◆ SUPPLIED INFORMATION
:::

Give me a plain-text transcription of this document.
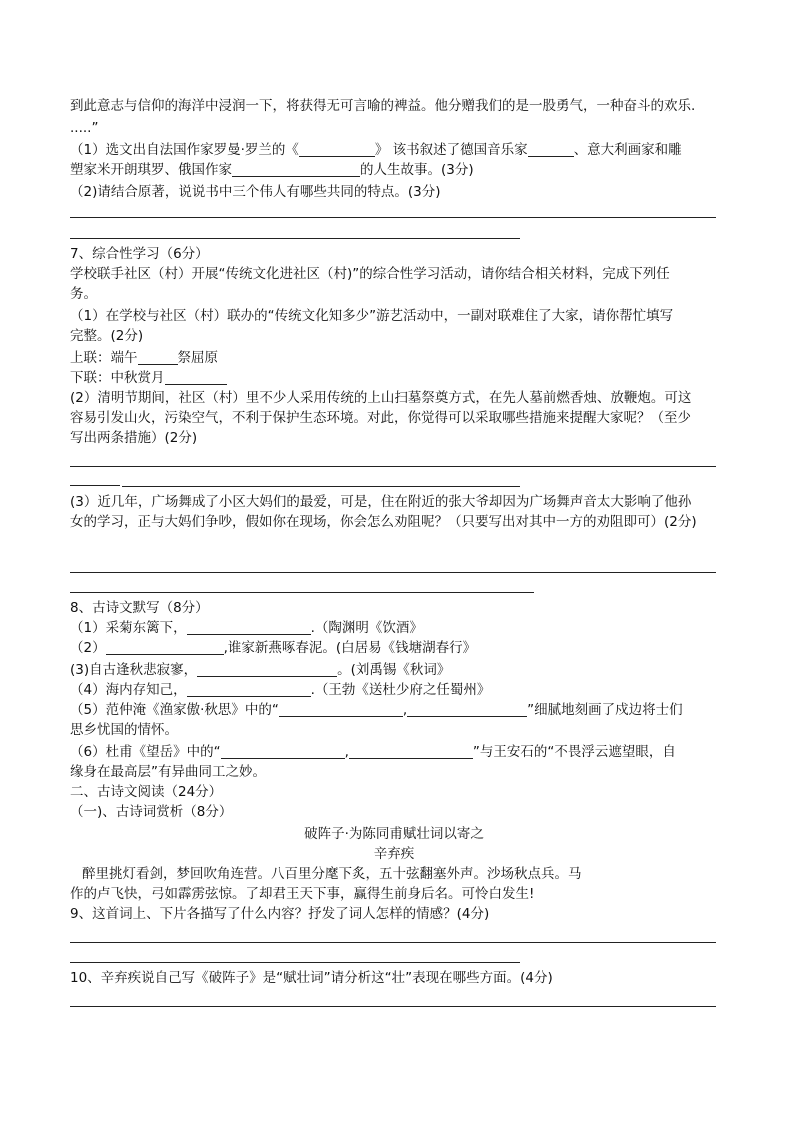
到此意志与信仰的海洋中浸润一下，将获得无可言喻的裨益。他分赠我们的是一股勇气，一种奋斗的欢乐.
.....”
（1）选文出自法国作家罗曼·罗兰的《	》 该书叙述了德国音乐家	、意大利画家和雕
塑家米开朗琪罗、俄国作家	的人生故事。(3分)
（2)请结合原著，说说书中三个伟人有哪些共同的特点。(3分)
7、综合性学习（6分）
学校联手社区（村）开展“传统文化进社区（村)”的综合性学习活动，请你结合相关材料，完成下列任
务。
（1）在学校与社区（村）联办的“传统文化知多少”游艺活动中，一副对联难住了大家，请你帮忙填写
完整。(2分)
上联：端午	祭屈原
下联：中秋赏月
(2）清明节期间，社区（村）里不少人采用传统的上山扫墓祭奠方式，在先人墓前燃香烛、放鞭炮。可这
容易引发山火，污染空气，不利于保护生态环境。对此，你觉得可以采取哪些措施来提醒大家呢？（至少
写出两条措施）(2分)
(3）近几年，广场舞成了小区大妈们的最爱，可是，住在附近的张大爷却因为广场舞声音太大影响了他孙
女的学习，正与大妈们争吵，假如你在现场，你会怎么劝阻呢？（只要写出对其中一方的劝阻即可）(2分)
8、古诗文默写（8分）
（1）采菊东篱下，	.（陶渊明《饮酒》
（2）	,谁家新燕啄春泥。(白居易《钱塘湖春行》
(3)自古逢秋悲寂寥，	。(刘禹锡《秋词》
（4）海内存知己，	.（王勃《送杜少府之任蜀州》
（5）范仲淹《渔家傲·秋思》中的“	,	”细腻地刻画了戍边将士们
思乡忧国的情怀。
（6）杜甫《望岳》中的“	,	”与王安石的“不畏浮云遮望眼，自
缘身在最高层”有异曲同工之妙。
二、古诗文阅读（24分）
（一)、古诗词赏析（8分）
破阵子·为陈同甫赋壮词以寄之
辛弃疾
醉里挑灯看剑，梦回吹角连营。八百里分麾下炙，五十弦翻塞外声。沙场秋点兵。马
作的卢飞快，弓如霹雳弦惊。了却君王天下事，赢得生前身后名。可怜白发生!
9、这首词上、下片各描写了什么内容？抒发了词人怎样的情感？(4分)
10、辛弃疾说自己写《破阵子》是“赋壮词”请分析这“壮”表现在哪些方面。(4分)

:::

◆ DIRECTIONS FOR THIS TASK
Give back all entries exactly. No pictures belong in the copy.

◆ WRITTEN RESPONSE
Give me a plain-text transcription of this document.
到此意志与信仰的海洋中浸润一下，将获得无可言喻的裨益。他分赠我们的是一股勇气，一种奋斗的欢乐.
.....”
（1）选文出自法国作家罗曼·罗兰的《	》 该书叙述了德国音乐家	、意大利画家和雕
塑家米开朗琪罗、俄国作家	的人生故事。(3分)
（2)请结合原著，说说书中三个伟人有哪些共同的特点。(3分)
7、综合性学习（6分）
学校联手社区（村）开展“传统文化进社区（村)”的综合性学习活动，请你结合相关材料，完成下列任
务。
（1）在学校与社区（村）联办的“传统文化知多少”游艺活动中，一副对联难住了大家，请你帮忙填写
完整。(2分)
上联：端午	祭屈原
下联：中秋赏月
(2）清明节期间，社区（村）里不少人采用传统的上山扫墓祭奠方式，在先人墓前燃香烛、放鞭炮。可这
容易引发山火，污染空气，不利于保护生态环境。对此，你觉得可以采取哪些措施来提醒大家呢？（至少
写出两条措施）(2分)
(3）近几年，广场舞成了小区大妈们的最爱，可是，住在附近的张大爷却因为广场舞声音太大影响了他孙
女的学习，正与大妈们争吵，假如你在现场，你会怎么劝阻呢？（只要写出对其中一方的劝阻即可）(2分)
8、古诗文默写（8分）
（1）采菊东篱下，	.（陶渊明《饮酒》
（2）	,谁家新燕啄春泥。(白居易《钱塘湖春行》
(3)自古逢秋悲寂寥，	。(刘禹锡《秋词》
（4）海内存知己，	.（王勃《送杜少府之任蜀州》
（5）范仲淹《渔家傲·秋思》中的“	,	”细腻地刻画了戍边将士们
思乡忧国的情怀。
（6）杜甫《望岳》中的“	,	”与王安石的“不畏浮云遮望眼，自
缘身在最高层”有异曲同工之妙。
二、古诗文阅读（24分）
（一)、古诗词赏析（8分）
破阵子·为陈同甫赋壮词以寄之
辛弃疾
醉里挑灯看剑，梦回吹角连营。八百里分麾下炙，五十弦翻塞外声。沙场秋点兵。马
作的卢飞快，弓如霹雳弦惊。了却君王天下事，赢得生前身后名。可怜白发生!
9、这首词上、下片各描写了什么内容？抒发了词人怎样的情感？(4分)
10、辛弃疾说自己写《破阵子》是“赋壮词”请分析这“壮”表现在哪些方面。(4分)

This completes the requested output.